[The records]:
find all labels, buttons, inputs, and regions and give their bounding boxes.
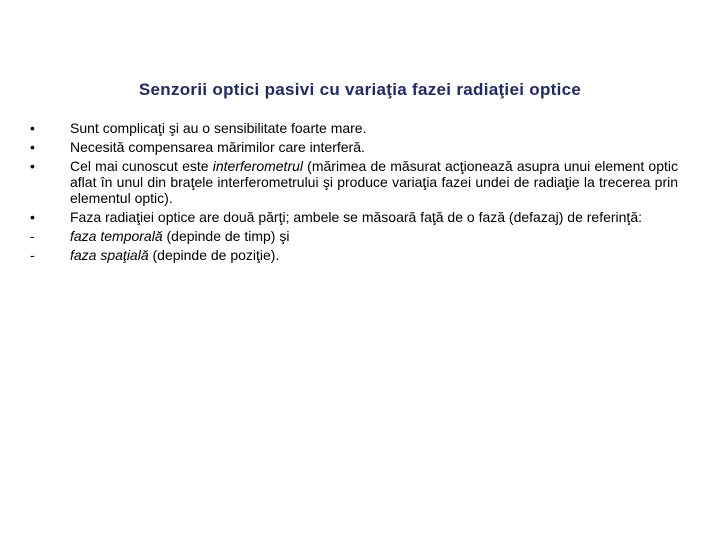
list-item [28,247,678,263]
bullet-text-italic: faza temporală [70,228,163,244]
bullet-text-start: Cel mai cunoscut este [70,158,213,174]
list-item [28,209,678,225]
list-item [28,139,678,155]
bullet-text-italic: faza spaţială [70,247,149,263]
list-item [28,228,678,244]
dash-marker: - [30,228,35,244]
bullet-text: Faza radiaţiei optice are două părţi; ambele se măsoară faţă de o fază (defazaj) de referinţă: [70,209,642,225]
slide-title: Senzorii optici pasivi cu variaţia fazei radiaţiei optice [138,80,582,99]
bullet-text [70,228,678,244]
list-item [28,120,678,136]
bullet-text [70,247,678,263]
bullet-text-end: (depinde de timp) şi [162,228,290,244]
bullet-text-end: (depinde de poziţie). [148,247,280,263]
bullet-text: Necesită compensarea mărimilor care interferă. [70,139,365,155]
bullet-text-end: (mărimea de măsurat acţionează asupra unui element optic aflat în unul din braţele interferometrului şi produce variaţia fazei undei de radiaţie la trecerea prin elementul optic). [70,158,679,206]
bullet-marker: • [30,158,35,174]
bullet-text: Sunt complicaţi şi au o sensibilitate foarte mare. [70,120,367,136]
list-item [28,158,678,206]
bullet-text-italic: interferometrul [212,158,304,174]
bullet-marker: • [30,120,35,136]
bullet-list [28,120,678,266]
bullet-text [70,158,678,206]
bullet-marker: • [30,209,35,225]
bullet-marker: • [30,139,35,155]
dash-marker: - [30,247,35,263]
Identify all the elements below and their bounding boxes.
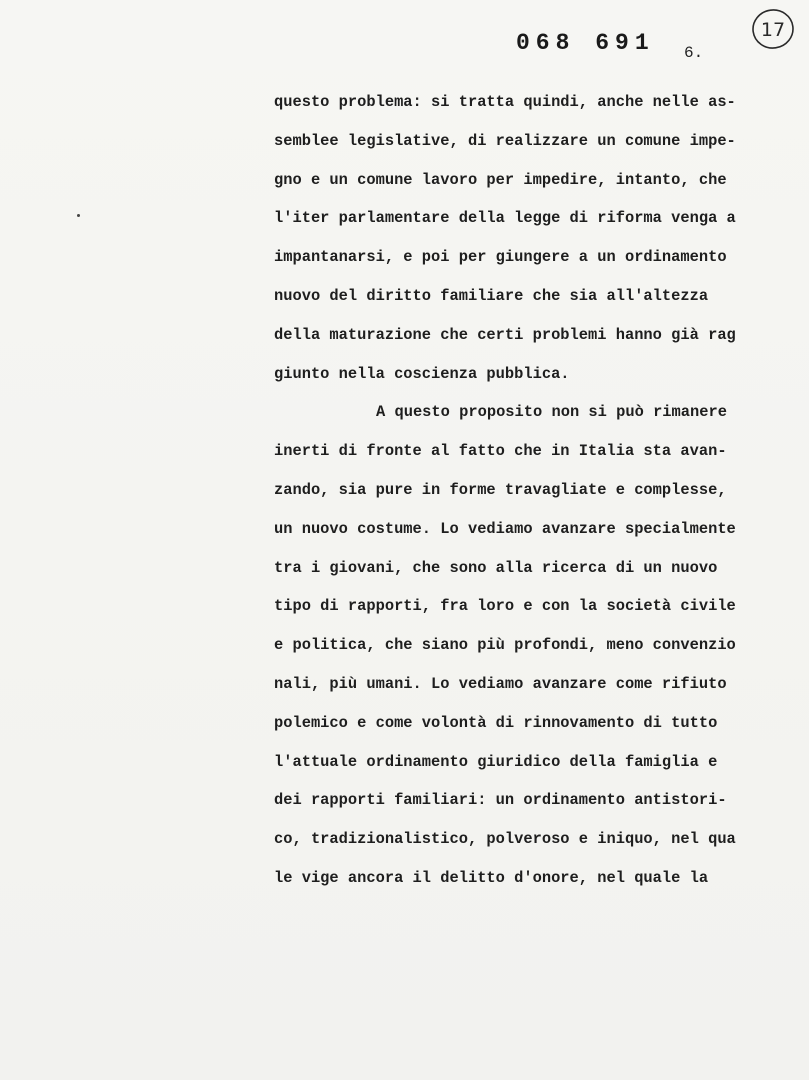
text-line: semblee legislative, di realizzare un comune impe- (274, 131, 736, 150)
circled-number-stamp (750, 6, 796, 52)
text-line: l'attuale ordinamento giuridico della famiglia e (274, 752, 718, 771)
text-line: questo problema: si tratta quindi, anche nelle as- (274, 93, 736, 111)
text-line: polemico e come volontà di rinnovamento di tutto (274, 713, 718, 732)
text-line: nuovo del diritto familiare che sia all'altezza (274, 286, 709, 305)
text-line: nali, più umani. Lo vediamo avanzare come rifiuto (274, 674, 727, 693)
circled-number-text: 17 (760, 19, 786, 41)
text-line: zando, sia pure in forme travagliate e complesse, (274, 480, 727, 499)
text-line: tra i giovani, che sono alla ricerca di un nuovo (274, 558, 718, 577)
text-line: dei rapporti familiari: un ordinamento antistori- (274, 791, 727, 810)
text-line: le vige ancora il delitto d'onore, nel quale la (274, 868, 709, 887)
text-line: della maturazione che certi problemi hanno già rag (274, 325, 736, 344)
page-number: 6. (684, 44, 704, 62)
text-line: impantanarsi, e poi per giungere a un ordinamento (274, 248, 727, 267)
margin-mark (77, 214, 80, 217)
text-line: un nuovo costume. Lo vediamo avanzare specialmente (274, 519, 736, 538)
text-line: A questo proposito non si può rimanere (376, 403, 727, 422)
text-line: tipo di rapporti, fra loro e con la società civile (274, 597, 736, 616)
text-line: giunto nella coscienza pubblica. (274, 364, 570, 383)
text-line: gno e un comune lavoro per impedire, intanto, che (274, 170, 727, 189)
text-line: l'iter parlamentare della legge di riforma venga a (274, 209, 736, 228)
text-line: co, tradizionalistico, polveroso e iniquo, nel qua (274, 830, 736, 849)
text-line: e politica, che siano più profondi, meno convenzio (274, 636, 736, 655)
text-line: inerti di fronte al fatto che in Italia sta avan- (274, 442, 727, 461)
document-number: 068 691 (516, 30, 655, 56)
body-text (274, 88, 774, 903)
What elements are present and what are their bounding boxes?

[What to work on]: Repeat every line of the items above exactly, omitting the pictures.

[The completed task]:
find all labels, buttons, inputs, and regions and give their bounding boxes.
list-item [28,247,678,263]
bullet-text-italic: faza temporală [70,228,163,244]
bullet-text-start: Cel mai cunoscut este [70,158,213,174]
list-item [28,209,678,225]
list-item [28,139,678,155]
bullet-text-italic: faza spaţială [70,247,149,263]
list-item [28,228,678,244]
dash-marker: - [30,228,35,244]
bullet-text: Faza radiaţiei optice are două părţi; ambele se măsoară faţă de o fază (defazaj) de referinţă: [70,209,642,225]
slide-title: Senzorii optici pasivi cu variaţia fazei radiaţiei optice [138,80,582,99]
bullet-text [70,228,678,244]
list-item [28,120,678,136]
bullet-text [70,247,678,263]
bullet-text-end: (depinde de timp) şi [162,228,290,244]
bullet-text-end: (depinde de poziţie). [148,247,280,263]
bullet-text: Necesită compensarea mărimilor care interferă. [70,139,365,155]
bullet-text-end: (mărimea de măsurat acţionează asupra unui element optic aflat în unul din braţele interferometrului şi produce variaţia fazei undei de radiaţie la trecerea prin elementul optic). [70,158,679,206]
bullet-marker: • [30,158,35,174]
bullet-text: Sunt complicaţi şi au o sensibilitate foarte mare. [70,120,367,136]
list-item [28,158,678,206]
bullet-text-italic: interferometrul [212,158,304,174]
bullet-marker: • [30,120,35,136]
bullet-list [28,120,678,266]
bullet-text [70,158,678,206]
bullet-marker: • [30,209,35,225]
bullet-marker: • [30,139,35,155]
dash-marker: - [30,247,35,263]
Identify all the elements below and their bounding boxes.
text-line: semblee legislative, di realizzare un comune impe- (274, 131, 736, 150)
circled-number-stamp (750, 6, 796, 52)
text-line: l'attuale ordinamento giuridico della famiglia e (274, 752, 718, 771)
text-line: questo problema: si tratta quindi, anche nelle as- (274, 93, 736, 111)
text-line: polemico e come volontà di rinnovamento di tutto (274, 713, 718, 732)
text-line: nuovo del diritto familiare che sia all'altezza (274, 286, 709, 305)
text-line: nali, più umani. Lo vediamo avanzare come rifiuto (274, 674, 727, 693)
circled-number-text: 17 (760, 19, 786, 41)
text-line: zando, sia pure in forme travagliate e complesse, (274, 480, 727, 499)
text-line: tra i giovani, che sono alla ricerca di un nuovo (274, 558, 718, 577)
text-line: dei rapporti familiari: un ordinamento antistori- (274, 791, 727, 810)
text-line: le vige ancora il delitto d'onore, nel quale la (274, 868, 709, 887)
text-line: della maturazione che certi problemi hanno già rag (274, 325, 736, 344)
page-number: 6. (684, 44, 704, 62)
text-line: impantanarsi, e poi per giungere a un ordinamento (274, 248, 727, 267)
margin-mark (77, 214, 80, 217)
text-line: un nuovo costume. Lo vediamo avanzare specialmente (274, 519, 736, 538)
text-line: A questo proposito non si può rimanere (376, 403, 727, 422)
text-line: tipo di rapporti, fra loro e con la società civile (274, 597, 736, 616)
text-line: giunto nella coscienza pubblica. (274, 364, 570, 383)
text-line: gno e un comune lavoro per impedire, intanto, che (274, 170, 727, 189)
text-line: l'iter parlamentare della legge di riforma venga a (274, 209, 736, 228)
text-line: co, tradizionalistico, polveroso e iniquo, nel qua (274, 830, 736, 849)
text-line: e politica, che siano più profondi, meno convenzio (274, 636, 736, 655)
text-line: inerti di fronte al fatto che in Italia sta avan- (274, 442, 727, 461)
document-number: 068 691 (516, 30, 655, 56)
body-text (274, 88, 774, 903)
What elements are present and what are their bounding boxes?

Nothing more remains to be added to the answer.